## Begin DATA RECORDS
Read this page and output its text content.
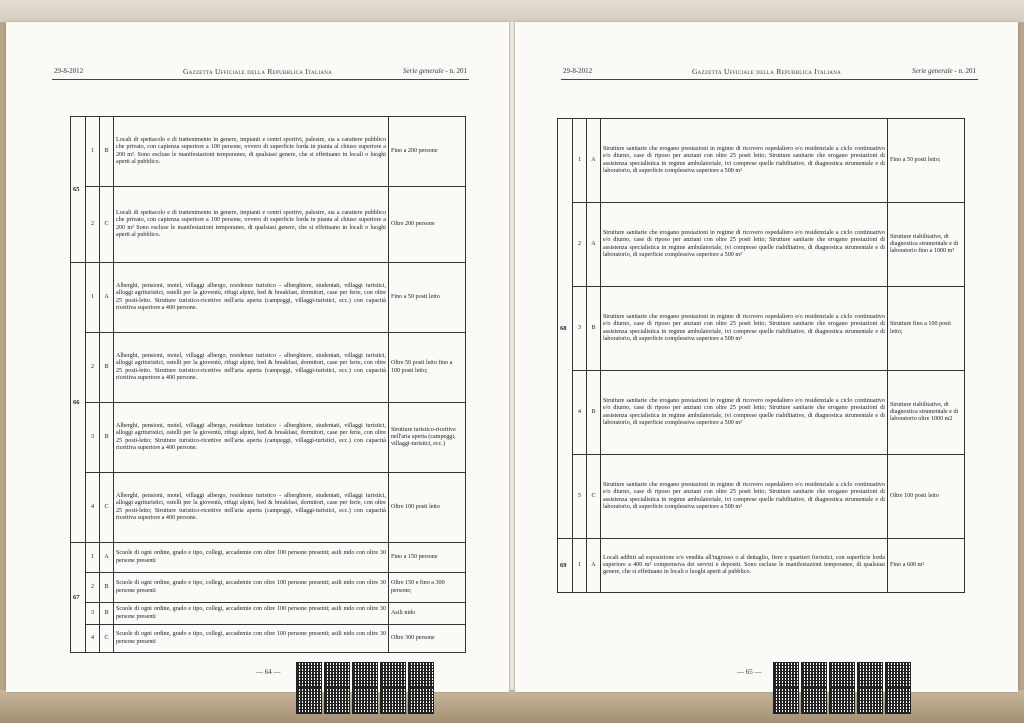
29-8-2012	Gazzetta Ufficiale della Repubblica Italiana	Serie generale - n. 201
65	1	B	Locali di spettacolo e di trattenimento in genere, impianti e centri sportivi, palestre, sia a carattere pubblico che privato, con capienza superiore a 100 persone, ovvero di superficie lorda in pianta al chiuso superiore a 200 m². Sono escluse le manifestazioni temporanee, di qualsiasi genere, che si effettuano in locali o luoghi aperti al pubblico.	Fino a 200 persone
	2	C	Locali di spettacolo e di trattenimento in genere, impianti e centri sportivi, palestre, sia a carattere pubblico che privato, con capienza superiore a 100 persone, ovvero di superficie lorda in pianta al chiuso superiore a 200 m² Sono escluse le manifestazioni temporanee, di qualsiasi genere, che si effettuano in locali o luoghi aperti al pubblico.	Oltre 200 persone
66	1	A	Alberghi, pensioni, motel, villaggi albergo, residenze turistico - alberghiere, studentati, villaggi turistici, alloggi agrituristici, ostelli per la gioventù, rifugi alpini, bed & breakfast, dormitori, case per ferie, con oltre 25 posti-letto. Strutture turistico-ricettive nell'aria aperta (campeggi, villaggi-turistici, ecc.) con capacità ricettiva superiore a 400 persone.	Fino a 50 posti letto
	2	B	Alberghi, pensioni, motel, villaggi albergo, residenze turistico - alberghiere, studentati, villaggi turistici, alloggi agrituristici, ostelli per la gioventù, rifugi alpini, bed & breakfast, dormitori, case per ferie, con oltre 25 posti-letto. Strutture turistico-ricettive nell'aria aperta (campeggi, villaggi-turistici, ecc.) con capacità ricettiva superiore a 400 persone.	Oltre 50 posti letto fino a 100 posti letto;
	3	B	Alberghi, pensioni, motel, villaggi albergo, residenze turistico - alberghiere, studentati, villaggi turistici, alloggi agrituristici, ostelli per la gioventù, rifugi alpini, bed & breakfast, dormitori, case per ferie, con oltre 25 posti-letto; Strutture turistico-ricettive nell'aria aperta (campeggi, villaggi-turistici, ecc.) con capacità ricettiva superiore a 400 persone.	Strutture turistico-ricettive nell'aria aperta (campeggi, villaggi-turistici, ecc.)
	4	C	Alberghi, pensioni, motel, villaggi albergo, residenze turistico - alberghiere, studentati, villaggi turistici, alloggi agrituristici, ostelli per la gioventù, rifugi alpini, bed & breakfast, dormitori, case per ferie, con oltre 25 posti-letto; Strutture turistico-ricettive nell'aria aperta (campeggi, villaggi-turistici, ecc.) con capacità ricettiva superiore a 400 persone.	Oltre 100 posti letto
67	1	A	Scuole di ogni ordine, grado e tipo, collegi, accademie con oltre 100 persone presenti; asili nido con oltre 30 persone presenti	Fino a 150 persone
	2	B	Scuole di ogni ordine, grado e tipo, collegi, accademie con oltre 100 persone presenti; asili nido con oltre 30 persone presenti	Oltre 150 e fino a 300 persone;
	3	B	Scuole di ogni ordine, grado e tipo, collegi, accademie con oltre 100 persone presenti; asili nido con oltre 30 persone presenti	Asili nido
	4	C	Scuole di ogni ordine, grado e tipo, collegi, accademie con oltre 100 persone presenti; asili nido con oltre 30 persone presenti	Oltre 300 persone
— 64 —
29-8-2012	Gazzetta Ufficiale della Repubblica Italiana	Serie generale - n. 201
68	1	A	Strutture sanitarie che erogano prestazioni in regime di ricovero ospedaliero e/o residenziale a ciclo continuativo e/o diurno, case di riposo per anziani con oltre 25 posti letto; Strutture sanitarie che erogano prestazioni di assistenza specialistica in regime ambulatoriale, ivi comprese quelle riabilitative, di diagnostica strumentale e di laboratorio, di superficie complessiva superiore a 500 m²	Fino a 50 posti letto;
	2	A	Strutture sanitarie che erogano prestazioni in regime di ricovero ospedaliero e/o residenziale a ciclo continuativo e/o diurno, case di riposo per anziani con oltre 25 posti letto; Strutture sanitarie che erogano prestazioni di assistenza specialistica in regime ambulatoriale, ivi comprese quelle riabilitative, di diagnostica strumentale e di laboratorio, di superficie complessiva superiore a 500 m²	Strutture riabilitative, di diagnostica strumentale e di laboratorio fino a 1000 m²
	3	B	Strutture sanitarie che erogano prestazioni in regime di ricovero ospedaliero e/o residenziale a ciclo continuativo e/o diurno, case di riposo per anziani con oltre 25 posti letto; Strutture sanitarie che erogano prestazioni di assistenza specialistica in regime ambulatoriale, ivi comprese quelle riabilitative, di diagnostica strumentale e di laboratorio, di superficie complessiva superiore a 500 m²	Strutture fino a 100 posti letto;
	4	B	Strutture sanitarie che erogano prestazioni in regime di ricovero ospedaliero e/o residenziale a ciclo continuativo e/o diurno, case di riposo per anziani con oltre 25 posti letto; Strutture sanitarie che erogano prestazioni di assistenza specialistica in regime ambulatoriale, ivi comprese quelle riabilitative, di diagnostica strumentale e di laboratorio, di superficie complessiva superiore a 500 m²	Strutture riabilitative, di diagnostica strumentale e di laboratorio oltre 1000 m2
	5	C	Strutture sanitarie che erogano prestazioni in regime di ricovero ospedaliero e/o residenziale a ciclo continuativo e/o diurno, case di riposo per anziani con oltre 25 posti letto; Strutture sanitarie che erogano prestazioni di assistenza specialistica in regime ambulatoriale, ivi comprese quelle riabilitative, di diagnostica strumentale e di laboratorio, di superficie complessiva superiore a 500 m²	Oltre 100 posti letto
69	1	A	Locali adibiti ad esposizione e/o vendita all'ingrosso o al dettaglio, fiere e quartieri fieristici, con superficie lorda superiore a 400 m² comprensiva dei servizi e depositi. Sono escluse le manifestazioni temporanee, di qualsiasi genere, che si effettuano in locali o luoghi aperti al pubblico.	Fino a 600 m²
— 65 —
## End DATA RECORDS
TASK PROMPT:
Transcribe the whole listing exactly. Pictures are excluded.

IN RESPONSE:
Read this page and output its text content.
29-8-2012	Gazzetta Ufficiale della Repubblica Italiana	Serie generale - n. 201
65	1	B	Locali di spettacolo e di trattenimento in genere, impianti e centri sportivi, palestre, sia a carattere pubblico che privato, con capienza superiore a 100 persone, ovvero di superficie lorda in pianta al chiuso superiore a 200 m². Sono escluse le manifestazioni temporanee, di qualsiasi genere, che si effettuano in locali o luoghi aperti al pubblico.	Fino a 200 persone
	2	C	Locali di spettacolo e di trattenimento in genere, impianti e centri sportivi, palestre, sia a carattere pubblico che privato, con capienza superiore a 100 persone, ovvero di superficie lorda in pianta al chiuso superiore a 200 m² Sono escluse le manifestazioni temporanee, di qualsiasi genere, che si effettuano in locali o luoghi aperti al pubblico.	Oltre 200 persone
66	1	A	Alberghi, pensioni, motel, villaggi albergo, residenze turistico - alberghiere, studentati, villaggi turistici, alloggi agrituristici, ostelli per la gioventù, rifugi alpini, bed & breakfast, dormitori, case per ferie, con oltre 25 posti-letto. Strutture turistico-ricettive nell'aria aperta (campeggi, villaggi-turistici, ecc.) con capacità ricettiva superiore a 400 persone.	Fino a 50 posti letto
	2	B	Alberghi, pensioni, motel, villaggi albergo, residenze turistico - alberghiere, studentati, villaggi turistici, alloggi agrituristici, ostelli per la gioventù, rifugi alpini, bed & breakfast, dormitori, case per ferie, con oltre 25 posti-letto. Strutture turistico-ricettive nell'aria aperta (campeggi, villaggi-turistici, ecc.) con capacità ricettiva superiore a 400 persone.	Oltre 50 posti letto fino a 100 posti letto;
	3	B	Alberghi, pensioni, motel, villaggi albergo, residenze turistico - alberghiere, studentati, villaggi turistici, alloggi agrituristici, ostelli per la gioventù, rifugi alpini, bed & breakfast, dormitori, case per ferie, con oltre 25 posti-letto; Strutture turistico-ricettive nell'aria aperta (campeggi, villaggi-turistici, ecc.) con capacità ricettiva superiore a 400 persone.	Strutture turistico-ricettive nell'aria aperta (campeggi, villaggi-turistici, ecc.)
	4	C	Alberghi, pensioni, motel, villaggi albergo, residenze turistico - alberghiere, studentati, villaggi turistici, alloggi agrituristici, ostelli per la gioventù, rifugi alpini, bed & breakfast, dormitori, case per ferie, con oltre 25 posti-letto; Strutture turistico-ricettive nell'aria aperta (campeggi, villaggi-turistici, ecc.) con capacità ricettiva superiore a 400 persone.	Oltre 100 posti letto
67	1	A	Scuole di ogni ordine, grado e tipo, collegi, accademie con oltre 100 persone presenti; asili nido con oltre 30 persone presenti	Fino a 150 persone
	2	B	Scuole di ogni ordine, grado e tipo, collegi, accademie con oltre 100 persone presenti; asili nido con oltre 30 persone presenti	Oltre 150 e fino a 300 persone;
	3	B	Scuole di ogni ordine, grado e tipo, collegi, accademie con oltre 100 persone presenti; asili nido con oltre 30 persone presenti	Asili nido
	4	C	Scuole di ogni ordine, grado e tipo, collegi, accademie con oltre 100 persone presenti; asili nido con oltre 30 persone presenti	Oltre 300 persone
— 64 —
29-8-2012	Gazzetta Ufficiale della Repubblica Italiana	Serie generale - n. 201
68	1	A	Strutture sanitarie che erogano prestazioni in regime di ricovero ospedaliero e/o residenziale a ciclo continuativo e/o diurno, case di riposo per anziani con oltre 25 posti letto; Strutture sanitarie che erogano prestazioni di assistenza specialistica in regime ambulatoriale, ivi comprese quelle riabilitative, di diagnostica strumentale e di laboratorio, di superficie complessiva superiore a 500 m²	Fino a 50 posti letto;
	2	A	Strutture sanitarie che erogano prestazioni in regime di ricovero ospedaliero e/o residenziale a ciclo continuativo e/o diurno, case di riposo per anziani con oltre 25 posti letto; Strutture sanitarie che erogano prestazioni di assistenza specialistica in regime ambulatoriale, ivi comprese quelle riabilitative, di diagnostica strumentale e di laboratorio, di superficie complessiva superiore a 500 m²	Strutture riabilitative, di diagnostica strumentale e di laboratorio fino a 1000 m²
	3	B	Strutture sanitarie che erogano prestazioni in regime di ricovero ospedaliero e/o residenziale a ciclo continuativo e/o diurno, case di riposo per anziani con oltre 25 posti letto; Strutture sanitarie che erogano prestazioni di assistenza specialistica in regime ambulatoriale, ivi comprese quelle riabilitative, di diagnostica strumentale e di laboratorio, di superficie complessiva superiore a 500 m²	Strutture fino a 100 posti letto;
	4	B	Strutture sanitarie che erogano prestazioni in regime di ricovero ospedaliero e/o residenziale a ciclo continuativo e/o diurno, case di riposo per anziani con oltre 25 posti letto; Strutture sanitarie che erogano prestazioni di assistenza specialistica in regime ambulatoriale, ivi comprese quelle riabilitative, di diagnostica strumentale e di laboratorio, di superficie complessiva superiore a 500 m²	Strutture riabilitative, di diagnostica strumentale e di laboratorio oltre 1000 m2
	5	C	Strutture sanitarie che erogano prestazioni in regime di ricovero ospedaliero e/o residenziale a ciclo continuativo e/o diurno, case di riposo per anziani con oltre 25 posti letto; Strutture sanitarie che erogano prestazioni di assistenza specialistica in regime ambulatoriale, ivi comprese quelle riabilitative, di diagnostica strumentale e di laboratorio, di superficie complessiva superiore a 500 m²	Oltre 100 posti letto
69	1	A	Locali adibiti ad esposizione e/o vendita all'ingrosso o al dettaglio, fiere e quartieri fieristici, con superficie lorda superiore a 400 m² comprensiva dei servizi e depositi. Sono escluse le manifestazioni temporanee, di qualsiasi genere, che si effettuano in locali o luoghi aperti al pubblico.	Fino a 600 m²
— 65 —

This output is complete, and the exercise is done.